Without the images, output each record below as it stands.
┄┄┄┄┄┄┄┄┄┄
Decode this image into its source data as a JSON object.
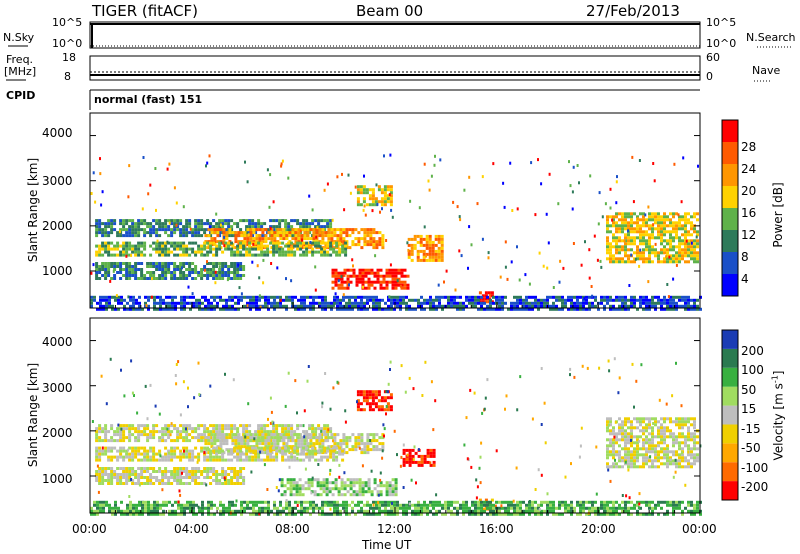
{
  "header": {
    "station": "TIGER (fitACF)",
    "beam": "Beam 00",
    "date": "27/Feb/2013"
  },
  "top_panels": {
    "nsky_label": "N.Sky",
    "nsky_ticks": [
      "10^5",
      "10^0"
    ],
    "nsearch_label": "N.Search",
    "nsearch_ticks": [
      "10^5",
      "10^0"
    ],
    "freq_label_line1": "Freq.",
    "freq_label_line2": "[MHz]",
    "freq_ticks": [
      "18",
      "8"
    ],
    "nave_label": "Nave",
    "nave_ticks": [
      "60",
      "0"
    ],
    "cpid_label": "CPID",
    "cpid_value": "normal (fast) 151"
  },
  "chart_data": [
    {
      "type": "heatmap",
      "name": "power",
      "ylabel": "Slant Range [km]",
      "xlabel": "Time UT",
      "x_ticks": [
        "00:00",
        "04:00",
        "08:00",
        "12:00",
        "16:00",
        "20:00",
        "00:00"
      ],
      "y_ticks": [
        "4000",
        "3000",
        "2000",
        "1000"
      ],
      "ylim": [
        180,
        4500
      ],
      "xlim_hours": [
        0,
        24
      ],
      "colorbar": {
        "label": "Power [dB]",
        "ticks": [
          "28",
          "24",
          "20",
          "16",
          "12",
          "8",
          "4"
        ],
        "colors": [
          "#0000ff",
          "#1a50c8",
          "#2e7a5a",
          "#5fb24a",
          "#ffd200",
          "#ff9600",
          "#ff5a00",
          "#ff0000"
        ]
      },
      "echo_regions": [
        {
          "t0": 0.2,
          "t1": 9.5,
          "r0": 1800,
          "r1": 2150,
          "level": 2
        },
        {
          "t0": 4.5,
          "t1": 11.5,
          "r0": 1550,
          "r1": 1950,
          "level": 5
        },
        {
          "t0": 0.2,
          "t1": 10.0,
          "r0": 1350,
          "r1": 1650,
          "level": 3
        },
        {
          "t0": 0.2,
          "t1": 6.0,
          "r0": 850,
          "r1": 1200,
          "level": 2
        },
        {
          "t0": 9.5,
          "t1": 12.5,
          "r0": 650,
          "r1": 1050,
          "level": 7
        },
        {
          "t0": 12.5,
          "t1": 13.8,
          "r0": 1250,
          "r1": 1800,
          "level": 5
        },
        {
          "t0": 10.5,
          "t1": 11.8,
          "r0": 2500,
          "r1": 2900,
          "level": 4
        },
        {
          "t0": 15.3,
          "t1": 15.8,
          "r0": 300,
          "r1": 550,
          "level": 7
        },
        {
          "t0": 20.3,
          "t1": 23.9,
          "r0": 1200,
          "r1": 2300,
          "level": 4
        },
        {
          "t0": 0.0,
          "t1": 24.0,
          "r0": 180,
          "r1": 450,
          "level": 1
        }
      ]
    },
    {
      "type": "heatmap",
      "name": "velocity",
      "ylabel": "Slant Range [km]",
      "xlabel": "Time UT",
      "x_ticks": [
        "00:00",
        "04:00",
        "08:00",
        "12:00",
        "16:00",
        "20:00",
        "00:00"
      ],
      "y_ticks": [
        "4000",
        "3000",
        "2000",
        "1000"
      ],
      "ylim": [
        180,
        4500
      ],
      "xlim_hours": [
        0,
        24
      ],
      "colorbar": {
        "label": "Velocity [m s",
        "label_sup": "-1",
        "label_end": "]",
        "ticks": [
          "200",
          "100",
          "50",
          "15",
          "-15",
          "-50",
          "-100",
          "-200"
        ],
        "colors": [
          "#ff0000",
          "#ff6a00",
          "#ffa800",
          "#f0d000",
          "#bebebe",
          "#a0dc60",
          "#38b040",
          "#2a7a50",
          "#1a3cb4"
        ]
      },
      "echo_regions": [
        {
          "t0": 0.2,
          "t1": 9.5,
          "r0": 1800,
          "r1": 2150,
          "level": 4
        },
        {
          "t0": 4.5,
          "t1": 11.5,
          "r0": 1550,
          "r1": 1950,
          "level": 4
        },
        {
          "t0": 0.2,
          "t1": 10.0,
          "r0": 1350,
          "r1": 1650,
          "level": 4
        },
        {
          "t0": 0.2,
          "t1": 6.0,
          "r0": 850,
          "r1": 1200,
          "level": 4
        },
        {
          "t0": 7.5,
          "t1": 12.0,
          "r0": 600,
          "r1": 950,
          "level": 5
        },
        {
          "t0": 12.3,
          "t1": 13.5,
          "r0": 1250,
          "r1": 1600,
          "level": 0
        },
        {
          "t0": 10.5,
          "t1": 11.8,
          "r0": 2500,
          "r1": 2900,
          "level": 0
        },
        {
          "t0": 15.3,
          "t1": 15.9,
          "r0": 250,
          "r1": 500,
          "level": 2
        },
        {
          "t0": 20.3,
          "t1": 23.9,
          "r0": 1200,
          "r1": 2300,
          "level": 4
        },
        {
          "t0": 0.0,
          "t1": 24.0,
          "r0": 180,
          "r1": 450,
          "level": 6
        }
      ]
    }
  ]
}
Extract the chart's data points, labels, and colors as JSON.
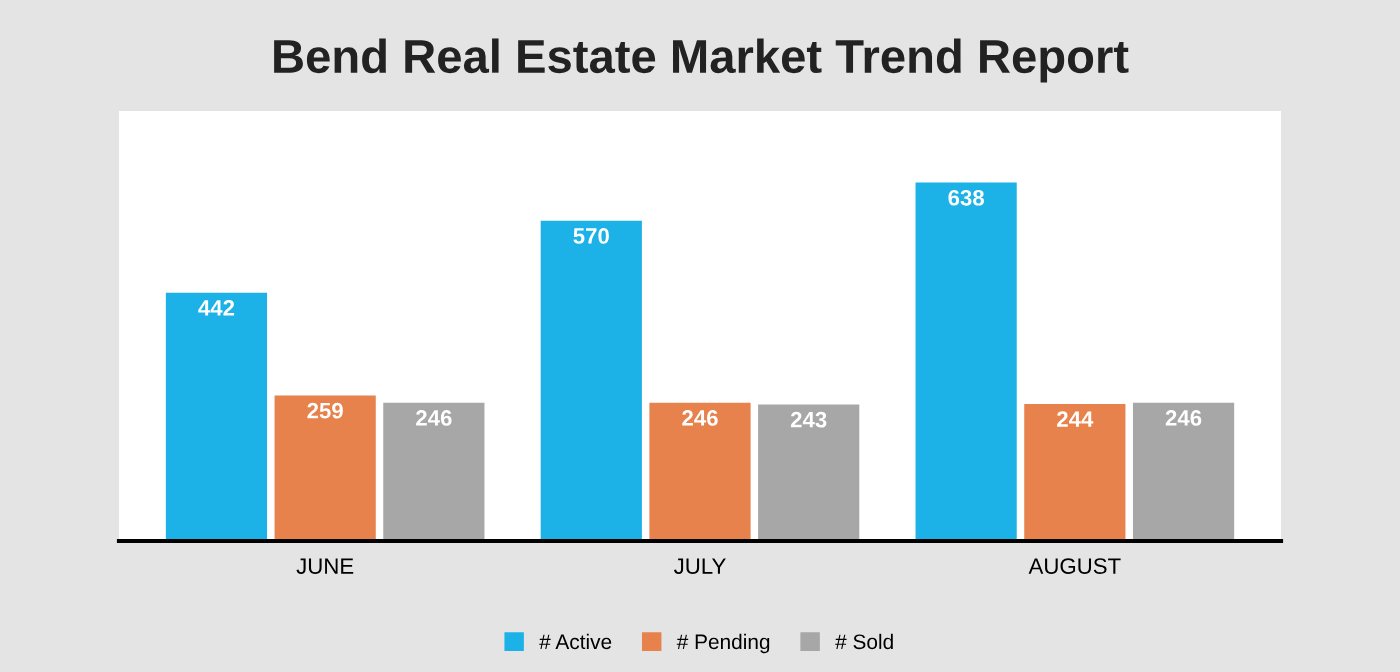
{
  "chart_data": {
    "type": "bar",
    "title": "Bend Real Estate Market Trend Report",
    "categories": [
      "JUNE",
      "JULY",
      "AUGUST"
    ],
    "series": [
      {
        "name": "# Active",
        "color": "#1cb2e8",
        "values": [
          442,
          570,
          638
        ]
      },
      {
        "name": "# Pending",
        "color": "#e8824c",
        "values": [
          259,
          246,
          244
        ]
      },
      {
        "name": "# Sold",
        "color": "#a7a7a7",
        "values": [
          246,
          243,
          246
        ]
      }
    ],
    "data_labels": true,
    "legend": "bottom",
    "grid": false
  }
}
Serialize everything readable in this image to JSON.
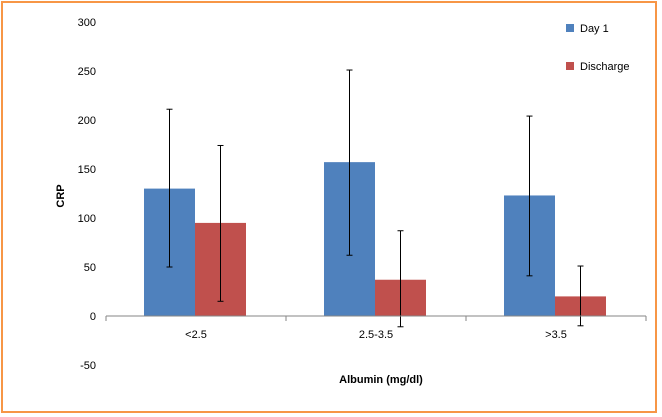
{
  "chart_data": {
    "type": "bar",
    "xlabel": "Albumin (mg/dl)",
    "ylabel": "CRP",
    "ylim": [
      -50,
      300
    ],
    "yticks": [
      -50,
      0,
      50,
      100,
      150,
      200,
      250,
      300
    ],
    "grid": false,
    "legend_position": "top-right",
    "categories": [
      "<2.5",
      "2.5-3.5",
      ">3.5"
    ],
    "series": [
      {
        "name": "Day 1",
        "color": "#4f81bd",
        "values": [
          130,
          157,
          123
        ],
        "error_low": [
          50,
          62,
          41
        ],
        "error_high": [
          211,
          251,
          204
        ]
      },
      {
        "name": "Discharge",
        "color": "#c0504d",
        "values": [
          95,
          37,
          20
        ],
        "error_low": [
          15,
          -11,
          -10
        ],
        "error_high": [
          174,
          87,
          51
        ]
      }
    ]
  }
}
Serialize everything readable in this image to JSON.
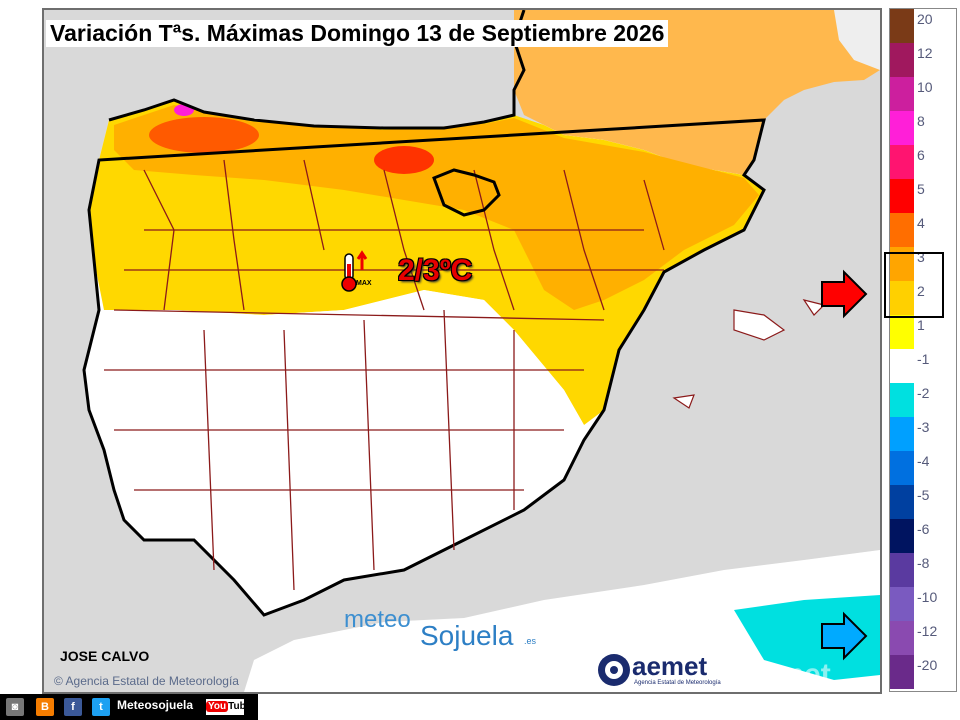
┄┄┄┄┄┄┄┄┄┄
Result for this exercise >>
Decode this image into its source data as a JSON object.
{
  "header": {
    "station": "TIGER (fitACF)",
    "beam": "Beam 00",
    "date": "27/Feb/2013"
  },
  "top_panels": {
    "nsky_label": "N.Sky",
    "nsky_ticks": [
      "10^5",
      "10^0"
    ],
    "nsearch_label": "N.Search",
    "nsearch_ticks": [
      "10^5",
      "10^0"
    ],
    "freq_label_line1": "Freq.",
    "freq_label_line2": "[MHz]",
    "freq_ticks": [
      "18",
      "8"
    ],
    "nave_label": "Nave",
    "nave_ticks": [
      "60",
      "0"
    ],
    "cpid_label": "CPID",
    "cpid_value": "normal (fast) 151"
  },
  "chart_data": [
    {
      "type": "heatmap",
      "name": "power",
      "ylabel": "Slant Range [km]",
      "xlabel": "Time UT",
      "x_ticks": [
        "00:00",
        "04:00",
        "08:00",
        "12:00",
        "16:00",
        "20:00",
        "00:00"
      ],
      "y_ticks": [
        "4000",
        "3000",
        "2000",
        "1000"
      ],
      "ylim": [
        180,
        4500
      ],
      "xlim_hours": [
        0,
        24
      ],
      "colorbar": {
        "label": "Power [dB]",
        "ticks": [
          "28",
          "24",
          "20",
          "16",
          "12",
          "8",
          "4"
        ],
        "colors": [
          "#0000ff",
          "#1a50c8",
          "#2e7a5a",
          "#5fb24a",
          "#ffd200",
          "#ff9600",
          "#ff5a00",
          "#ff0000"
        ]
      },
      "echo_regions": [
        {
          "t0": 0.2,
          "t1": 9.5,
          "r0": 1800,
          "r1": 2150,
          "level": 2
        },
        {
          "t0": 4.5,
          "t1": 11.5,
          "r0": 1550,
          "r1": 1950,
          "level": 5
        },
        {
          "t0": 0.2,
          "t1": 10.0,
          "r0": 1350,
          "r1": 1650,
          "level": 3
        },
        {
          "t0": 0.2,
          "t1": 6.0,
          "r0": 850,
          "r1": 1200,
          "level": 2
        },
        {
          "t0": 9.5,
          "t1": 12.5,
          "r0": 650,
          "r1": 1050,
          "level": 7
        },
        {
          "t0": 12.5,
          "t1": 13.8,
          "r0": 1250,
          "r1": 1800,
          "level": 5
        },
        {
          "t0": 10.5,
          "t1": 11.8,
          "r0": 2500,
          "r1": 2900,
          "level": 4
        },
        {
          "t0": 15.3,
          "t1": 15.8,
          "r0": 300,
          "r1": 550,
          "level": 7
        },
        {
          "t0": 20.3,
          "t1": 23.9,
          "r0": 1200,
          "r1": 2300,
          "level": 4
        },
        {
          "t0": 0.0,
          "t1": 24.0,
          "r0": 180,
          "r1": 450,
          "level": 1
        }
      ]
    },
    {
      "type": "heatmap",
      "name": "velocity",
      "ylabel": "Slant Range [km]",
      "xlabel": "Time UT",
      "x_ticks": [
        "00:00",
        "04:00",
        "08:00",
        "12:00",
        "16:00",
        "20:00",
        "00:00"
      ],
      "y_ticks": [
        "4000",
        "3000",
        "2000",
        "1000"
      ],
      "ylim": [
        180,
        4500
      ],
      "xlim_hours": [
        0,
        24
      ],
      "colorbar": {
        "label": "Velocity [m s",
        "label_sup": "-1",
        "label_end": "]",
        "ticks": [
          "200",
          "100",
          "50",
          "15",
          "-15",
          "-50",
          "-100",
          "-200"
        ],
        "colors": [
          "#ff0000",
          "#ff6a00",
          "#ffa800",
          "#f0d000",
          "#bebebe",
          "#a0dc60",
          "#38b040",
          "#2a7a50",
          "#1a3cb4"
        ]
      },
      "echo_regions": [
        {
          "t0": 0.2,
          "t1": 9.5,
          "r0": 1800,
          "r1": 2150,
          "level": 4
        },
        {
          "t0": 4.5,
          "t1": 11.5,
          "r0": 1550,
          "r1": 1950,
          "level": 4
        },
        {
          "t0": 0.2,
          "t1": 10.0,
          "r0": 1350,
          "r1": 1650,
          "level": 4
        },
        {
          "t0": 0.2,
          "t1": 6.0,
          "r0": 850,
          "r1": 1200,
          "level": 4
        },
        {
          "t0": 7.5,
          "t1": 12.0,
          "r0": 600,
          "r1": 950,
          "level": 5
        },
        {
          "t0": 12.3,
          "t1": 13.5,
          "r0": 1250,
          "r1": 1600,
          "level": 0
        },
        {
          "t0": 10.5,
          "t1": 11.8,
          "r0": 2500,
          "r1": 2900,
          "level": 0
        },
        {
          "t0": 15.3,
          "t1": 15.9,
          "r0": 250,
          "r1": 500,
          "level": 2
        },
        {
          "t0": 20.3,
          "t1": 23.9,
          "r0": 1200,
          "r1": 2300,
          "level": 4
        },
        {
          "t0": 0.0,
          "t1": 24.0,
          "r0": 180,
          "r1": 450,
          "level": 6
        }
      ]
    }
  ]
}
Extract the chart's data points, labels, and colors as JSON.
{
  "chart_data": {
    "type": "bar",
    "title": "Bend Real Estate Market Trend Report",
    "categories": [
      "JUNE",
      "JULY",
      "AUGUST"
    ],
    "series": [
      {
        "name": "# Active",
        "color": "#1cb2e8",
        "values": [
          442,
          570,
          638
        ]
      },
      {
        "name": "# Pending",
        "color": "#e8824c",
        "values": [
          259,
          246,
          244
        ]
      },
      {
        "name": "# Sold",
        "color": "#a7a7a7",
        "values": [
          246,
          243,
          246
        ]
      }
    ],
    "data_labels": true,
    "legend": "bottom",
    "grid": false
  }
}
Serialize everything readable in this image to JSON.
{
  "chart_data": {
    "type": "bar",
    "xlabel": "Albumin (mg/dl)",
    "ylabel": "CRP",
    "ylim": [
      -50,
      300
    ],
    "yticks": [
      -50,
      0,
      50,
      100,
      150,
      200,
      250,
      300
    ],
    "grid": false,
    "legend_position": "top-right",
    "categories": [
      "<2.5",
      "2.5-3.5",
      ">3.5"
    ],
    "series": [
      {
        "name": "Day 1",
        "color": "#4f81bd",
        "values": [
          130,
          157,
          123
        ],
        "error_low": [
          50,
          62,
          41
        ],
        "error_high": [
          211,
          251,
          204
        ]
      },
      {
        "name": "Discharge",
        "color": "#c0504d",
        "values": [
          95,
          37,
          20
        ],
        "error_low": [
          15,
          -11,
          -10
        ],
        "error_high": [
          174,
          87,
          51
        ]
      }
    ]
  }
}
Serialize everything readable in this image to JSON.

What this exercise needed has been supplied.